### TASK OBJECTIVE
Wherever a line in the data below holds "knowledge", copy that line.
===== DATA SHOWN
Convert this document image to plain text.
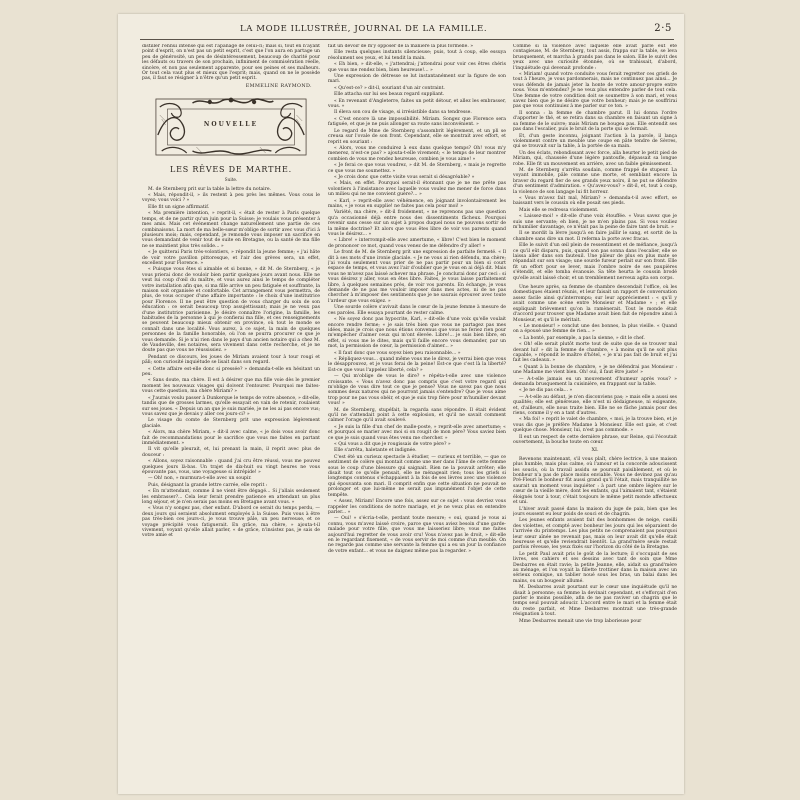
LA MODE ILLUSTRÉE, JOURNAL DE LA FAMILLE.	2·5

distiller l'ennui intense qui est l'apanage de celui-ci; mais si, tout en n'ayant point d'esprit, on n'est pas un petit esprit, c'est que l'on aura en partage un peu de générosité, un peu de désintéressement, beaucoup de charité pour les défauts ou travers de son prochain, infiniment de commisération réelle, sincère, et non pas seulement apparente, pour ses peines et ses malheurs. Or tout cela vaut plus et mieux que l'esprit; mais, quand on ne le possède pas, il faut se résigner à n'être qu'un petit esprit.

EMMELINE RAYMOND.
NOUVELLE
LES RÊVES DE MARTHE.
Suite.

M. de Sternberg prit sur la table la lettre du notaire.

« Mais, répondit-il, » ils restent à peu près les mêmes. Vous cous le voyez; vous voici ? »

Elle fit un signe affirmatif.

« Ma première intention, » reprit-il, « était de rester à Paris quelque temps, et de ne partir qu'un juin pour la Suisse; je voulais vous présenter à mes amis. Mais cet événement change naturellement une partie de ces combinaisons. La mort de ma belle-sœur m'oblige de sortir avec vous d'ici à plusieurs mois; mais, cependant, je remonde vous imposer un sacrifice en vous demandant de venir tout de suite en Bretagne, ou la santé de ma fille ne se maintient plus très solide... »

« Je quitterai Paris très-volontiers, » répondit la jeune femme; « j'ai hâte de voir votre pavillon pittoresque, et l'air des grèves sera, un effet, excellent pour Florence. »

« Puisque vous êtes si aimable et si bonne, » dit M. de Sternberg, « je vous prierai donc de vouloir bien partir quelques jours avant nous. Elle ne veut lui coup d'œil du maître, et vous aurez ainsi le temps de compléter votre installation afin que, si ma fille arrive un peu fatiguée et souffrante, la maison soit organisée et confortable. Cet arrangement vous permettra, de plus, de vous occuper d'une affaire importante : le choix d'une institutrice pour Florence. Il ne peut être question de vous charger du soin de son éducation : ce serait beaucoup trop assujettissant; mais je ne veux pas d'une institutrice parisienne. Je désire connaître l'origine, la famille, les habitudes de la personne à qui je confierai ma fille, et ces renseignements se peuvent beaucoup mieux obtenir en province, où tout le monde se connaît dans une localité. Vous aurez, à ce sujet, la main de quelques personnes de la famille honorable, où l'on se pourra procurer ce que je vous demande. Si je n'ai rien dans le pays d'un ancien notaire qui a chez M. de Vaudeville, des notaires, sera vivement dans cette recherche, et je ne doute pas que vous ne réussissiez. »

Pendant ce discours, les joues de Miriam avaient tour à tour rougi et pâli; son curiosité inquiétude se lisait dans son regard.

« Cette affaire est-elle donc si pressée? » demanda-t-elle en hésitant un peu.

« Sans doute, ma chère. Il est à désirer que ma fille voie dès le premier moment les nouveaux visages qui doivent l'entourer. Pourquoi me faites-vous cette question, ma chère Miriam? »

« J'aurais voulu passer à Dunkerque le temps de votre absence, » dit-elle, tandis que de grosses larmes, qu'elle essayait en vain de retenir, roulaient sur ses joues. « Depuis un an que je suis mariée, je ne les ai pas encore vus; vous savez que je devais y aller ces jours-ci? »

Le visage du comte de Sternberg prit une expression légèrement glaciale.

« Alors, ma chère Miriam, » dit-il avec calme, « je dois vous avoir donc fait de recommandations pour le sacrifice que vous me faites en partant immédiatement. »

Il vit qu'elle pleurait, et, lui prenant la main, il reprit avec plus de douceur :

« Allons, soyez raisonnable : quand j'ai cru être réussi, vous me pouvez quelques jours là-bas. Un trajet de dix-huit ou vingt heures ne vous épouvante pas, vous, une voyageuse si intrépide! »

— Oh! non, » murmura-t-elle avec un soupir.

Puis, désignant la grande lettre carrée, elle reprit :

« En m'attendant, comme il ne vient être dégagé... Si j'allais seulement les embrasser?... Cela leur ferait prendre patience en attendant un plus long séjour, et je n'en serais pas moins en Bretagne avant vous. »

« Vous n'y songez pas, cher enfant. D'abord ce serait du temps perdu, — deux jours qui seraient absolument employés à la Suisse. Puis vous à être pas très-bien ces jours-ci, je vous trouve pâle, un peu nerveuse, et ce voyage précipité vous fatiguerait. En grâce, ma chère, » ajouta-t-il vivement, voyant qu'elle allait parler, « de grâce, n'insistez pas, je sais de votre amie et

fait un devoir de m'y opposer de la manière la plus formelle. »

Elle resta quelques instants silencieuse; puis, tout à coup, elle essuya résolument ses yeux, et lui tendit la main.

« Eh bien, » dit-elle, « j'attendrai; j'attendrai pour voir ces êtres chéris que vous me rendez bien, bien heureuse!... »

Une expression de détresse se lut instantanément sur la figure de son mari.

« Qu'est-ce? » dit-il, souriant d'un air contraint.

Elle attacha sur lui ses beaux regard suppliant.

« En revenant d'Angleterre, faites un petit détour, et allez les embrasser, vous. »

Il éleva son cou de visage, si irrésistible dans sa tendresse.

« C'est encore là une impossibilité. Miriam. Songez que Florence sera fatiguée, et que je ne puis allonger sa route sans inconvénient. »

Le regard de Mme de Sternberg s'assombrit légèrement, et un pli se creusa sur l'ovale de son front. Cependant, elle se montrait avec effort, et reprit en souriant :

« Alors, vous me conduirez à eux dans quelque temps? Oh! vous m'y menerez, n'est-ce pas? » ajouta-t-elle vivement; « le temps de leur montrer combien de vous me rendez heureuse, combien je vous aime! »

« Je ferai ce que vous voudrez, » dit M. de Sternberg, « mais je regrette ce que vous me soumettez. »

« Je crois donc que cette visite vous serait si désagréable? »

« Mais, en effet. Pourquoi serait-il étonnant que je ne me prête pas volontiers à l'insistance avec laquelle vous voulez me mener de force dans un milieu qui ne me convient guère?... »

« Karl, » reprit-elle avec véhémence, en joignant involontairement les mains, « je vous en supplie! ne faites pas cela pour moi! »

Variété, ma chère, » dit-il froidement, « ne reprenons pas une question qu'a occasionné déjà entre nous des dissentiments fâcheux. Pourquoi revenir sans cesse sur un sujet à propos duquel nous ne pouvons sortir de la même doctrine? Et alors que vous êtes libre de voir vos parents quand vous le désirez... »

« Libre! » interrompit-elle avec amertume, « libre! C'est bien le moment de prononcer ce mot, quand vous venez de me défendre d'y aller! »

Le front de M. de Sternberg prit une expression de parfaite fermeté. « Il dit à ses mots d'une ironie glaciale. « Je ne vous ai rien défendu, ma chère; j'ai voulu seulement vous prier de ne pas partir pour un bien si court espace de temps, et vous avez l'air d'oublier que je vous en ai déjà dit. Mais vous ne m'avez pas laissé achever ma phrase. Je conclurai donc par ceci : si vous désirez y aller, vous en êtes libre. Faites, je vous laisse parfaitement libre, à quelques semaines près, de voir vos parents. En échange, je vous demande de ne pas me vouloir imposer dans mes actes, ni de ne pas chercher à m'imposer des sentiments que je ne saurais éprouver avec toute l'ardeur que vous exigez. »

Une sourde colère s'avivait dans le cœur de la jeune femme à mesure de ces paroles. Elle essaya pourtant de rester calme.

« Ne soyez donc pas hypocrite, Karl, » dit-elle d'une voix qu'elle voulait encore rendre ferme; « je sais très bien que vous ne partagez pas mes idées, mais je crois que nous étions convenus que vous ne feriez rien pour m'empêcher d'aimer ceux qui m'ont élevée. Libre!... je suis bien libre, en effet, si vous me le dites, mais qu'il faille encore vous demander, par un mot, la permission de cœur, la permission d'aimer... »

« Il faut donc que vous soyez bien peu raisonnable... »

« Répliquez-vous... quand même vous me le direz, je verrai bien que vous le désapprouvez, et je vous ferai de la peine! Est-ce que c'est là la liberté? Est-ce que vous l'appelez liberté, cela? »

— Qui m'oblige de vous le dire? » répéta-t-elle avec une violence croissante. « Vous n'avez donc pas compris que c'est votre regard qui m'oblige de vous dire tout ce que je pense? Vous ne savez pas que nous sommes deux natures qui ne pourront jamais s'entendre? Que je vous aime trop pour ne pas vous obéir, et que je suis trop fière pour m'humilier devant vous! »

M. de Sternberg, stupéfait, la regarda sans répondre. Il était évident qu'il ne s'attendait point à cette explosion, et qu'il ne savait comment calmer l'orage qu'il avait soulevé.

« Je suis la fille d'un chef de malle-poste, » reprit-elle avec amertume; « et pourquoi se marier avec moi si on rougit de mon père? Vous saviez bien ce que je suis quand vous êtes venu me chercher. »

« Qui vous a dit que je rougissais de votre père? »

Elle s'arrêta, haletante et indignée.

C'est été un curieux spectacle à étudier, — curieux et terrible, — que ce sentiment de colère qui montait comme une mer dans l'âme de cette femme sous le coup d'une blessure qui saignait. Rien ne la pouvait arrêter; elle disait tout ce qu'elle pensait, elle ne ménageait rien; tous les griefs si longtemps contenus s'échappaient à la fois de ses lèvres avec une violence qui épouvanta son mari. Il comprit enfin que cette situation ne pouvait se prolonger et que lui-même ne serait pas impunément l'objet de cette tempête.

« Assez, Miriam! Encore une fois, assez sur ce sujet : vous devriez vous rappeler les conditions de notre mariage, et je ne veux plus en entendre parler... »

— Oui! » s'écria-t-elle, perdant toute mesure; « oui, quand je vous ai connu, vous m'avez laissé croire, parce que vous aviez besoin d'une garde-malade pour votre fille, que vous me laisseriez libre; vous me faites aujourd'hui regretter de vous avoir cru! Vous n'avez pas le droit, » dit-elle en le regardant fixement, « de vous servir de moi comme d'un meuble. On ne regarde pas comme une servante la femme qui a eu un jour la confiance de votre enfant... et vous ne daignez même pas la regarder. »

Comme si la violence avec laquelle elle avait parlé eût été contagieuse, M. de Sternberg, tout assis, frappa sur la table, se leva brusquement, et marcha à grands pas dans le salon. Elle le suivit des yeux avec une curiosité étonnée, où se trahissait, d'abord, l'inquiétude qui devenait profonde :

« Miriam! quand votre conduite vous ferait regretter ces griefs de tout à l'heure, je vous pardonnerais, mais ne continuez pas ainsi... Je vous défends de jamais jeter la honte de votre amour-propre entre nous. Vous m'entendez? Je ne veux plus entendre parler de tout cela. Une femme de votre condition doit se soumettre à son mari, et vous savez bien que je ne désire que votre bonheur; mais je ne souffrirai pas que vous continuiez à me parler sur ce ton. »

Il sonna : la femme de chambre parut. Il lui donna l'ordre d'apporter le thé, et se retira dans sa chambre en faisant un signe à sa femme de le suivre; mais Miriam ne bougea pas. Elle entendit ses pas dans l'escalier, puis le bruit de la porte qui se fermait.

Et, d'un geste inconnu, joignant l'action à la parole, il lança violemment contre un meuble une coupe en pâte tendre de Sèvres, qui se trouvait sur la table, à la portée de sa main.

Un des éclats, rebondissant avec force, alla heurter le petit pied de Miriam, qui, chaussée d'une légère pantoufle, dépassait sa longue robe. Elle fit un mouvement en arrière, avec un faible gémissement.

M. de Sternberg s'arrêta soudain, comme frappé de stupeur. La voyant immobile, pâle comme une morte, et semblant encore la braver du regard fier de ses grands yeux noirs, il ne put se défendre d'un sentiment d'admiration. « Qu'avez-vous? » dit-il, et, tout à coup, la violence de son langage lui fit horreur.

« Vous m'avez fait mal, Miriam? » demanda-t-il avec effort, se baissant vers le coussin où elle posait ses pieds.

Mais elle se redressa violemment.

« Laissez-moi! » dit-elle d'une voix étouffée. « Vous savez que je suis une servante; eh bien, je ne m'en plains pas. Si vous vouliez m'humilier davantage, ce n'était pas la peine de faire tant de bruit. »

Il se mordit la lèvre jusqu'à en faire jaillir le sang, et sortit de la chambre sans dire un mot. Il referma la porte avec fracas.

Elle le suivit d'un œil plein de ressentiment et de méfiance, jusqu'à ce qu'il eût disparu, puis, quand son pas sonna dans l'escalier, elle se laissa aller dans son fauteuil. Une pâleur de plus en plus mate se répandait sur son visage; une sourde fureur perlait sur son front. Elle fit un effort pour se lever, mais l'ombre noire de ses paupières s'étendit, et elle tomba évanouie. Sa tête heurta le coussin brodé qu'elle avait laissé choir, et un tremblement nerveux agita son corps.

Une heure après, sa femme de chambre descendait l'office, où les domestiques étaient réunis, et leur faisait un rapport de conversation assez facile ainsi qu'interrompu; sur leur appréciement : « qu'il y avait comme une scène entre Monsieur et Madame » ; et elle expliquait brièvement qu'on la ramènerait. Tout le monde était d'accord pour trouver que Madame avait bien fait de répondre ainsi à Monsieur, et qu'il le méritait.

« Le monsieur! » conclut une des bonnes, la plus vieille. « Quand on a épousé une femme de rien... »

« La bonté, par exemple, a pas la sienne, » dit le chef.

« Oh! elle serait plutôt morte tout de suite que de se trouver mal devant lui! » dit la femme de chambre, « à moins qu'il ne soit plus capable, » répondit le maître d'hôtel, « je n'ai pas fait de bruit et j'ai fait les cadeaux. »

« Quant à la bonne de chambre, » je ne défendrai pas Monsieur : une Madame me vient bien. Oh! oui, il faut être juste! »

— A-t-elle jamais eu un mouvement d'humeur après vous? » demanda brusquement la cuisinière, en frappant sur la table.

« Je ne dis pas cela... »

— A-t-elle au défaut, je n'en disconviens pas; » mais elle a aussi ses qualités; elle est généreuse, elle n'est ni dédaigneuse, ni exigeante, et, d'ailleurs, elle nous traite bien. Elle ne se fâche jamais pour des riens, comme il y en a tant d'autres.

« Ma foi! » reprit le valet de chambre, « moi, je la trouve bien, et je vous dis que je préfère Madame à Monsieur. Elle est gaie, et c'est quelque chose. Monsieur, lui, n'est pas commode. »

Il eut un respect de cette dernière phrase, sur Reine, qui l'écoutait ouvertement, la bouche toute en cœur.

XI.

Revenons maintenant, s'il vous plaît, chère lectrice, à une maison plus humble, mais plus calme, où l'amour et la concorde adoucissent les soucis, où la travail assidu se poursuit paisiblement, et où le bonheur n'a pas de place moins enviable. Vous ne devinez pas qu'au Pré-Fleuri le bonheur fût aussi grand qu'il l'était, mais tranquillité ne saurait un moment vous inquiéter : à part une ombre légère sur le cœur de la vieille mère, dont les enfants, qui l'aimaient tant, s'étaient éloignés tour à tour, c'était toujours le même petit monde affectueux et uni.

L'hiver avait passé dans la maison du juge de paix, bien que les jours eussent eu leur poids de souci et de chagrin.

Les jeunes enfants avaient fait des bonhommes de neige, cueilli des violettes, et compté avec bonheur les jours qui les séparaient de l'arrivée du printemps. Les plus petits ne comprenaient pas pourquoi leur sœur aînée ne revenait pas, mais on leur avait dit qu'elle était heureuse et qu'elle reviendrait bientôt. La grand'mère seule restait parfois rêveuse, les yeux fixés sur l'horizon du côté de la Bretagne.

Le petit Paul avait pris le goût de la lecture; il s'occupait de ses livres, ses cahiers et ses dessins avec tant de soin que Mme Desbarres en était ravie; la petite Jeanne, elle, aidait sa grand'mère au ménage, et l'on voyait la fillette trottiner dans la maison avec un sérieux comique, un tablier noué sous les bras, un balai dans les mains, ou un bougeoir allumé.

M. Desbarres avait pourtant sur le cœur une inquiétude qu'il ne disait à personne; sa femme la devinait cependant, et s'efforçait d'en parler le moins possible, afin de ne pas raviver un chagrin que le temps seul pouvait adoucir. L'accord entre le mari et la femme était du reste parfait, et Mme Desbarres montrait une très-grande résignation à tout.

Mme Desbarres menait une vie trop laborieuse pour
==========
===== DATA SHOWN
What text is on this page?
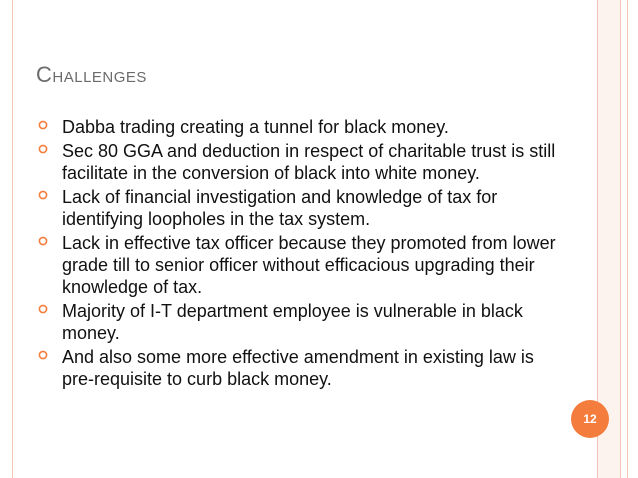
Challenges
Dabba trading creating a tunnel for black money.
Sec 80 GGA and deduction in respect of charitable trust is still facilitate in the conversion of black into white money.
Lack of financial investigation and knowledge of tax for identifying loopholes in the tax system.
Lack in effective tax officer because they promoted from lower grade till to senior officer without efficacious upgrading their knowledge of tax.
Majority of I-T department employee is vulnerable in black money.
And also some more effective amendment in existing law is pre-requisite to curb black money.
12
==========
### CORRECT RESULT
Lack of financial investigation and knowledge of tax for identifying loopholes in the tax system.
Lack in effective tax officer because they promoted from lower grade till to senior officer without efficacious upgrading their knowledge of tax.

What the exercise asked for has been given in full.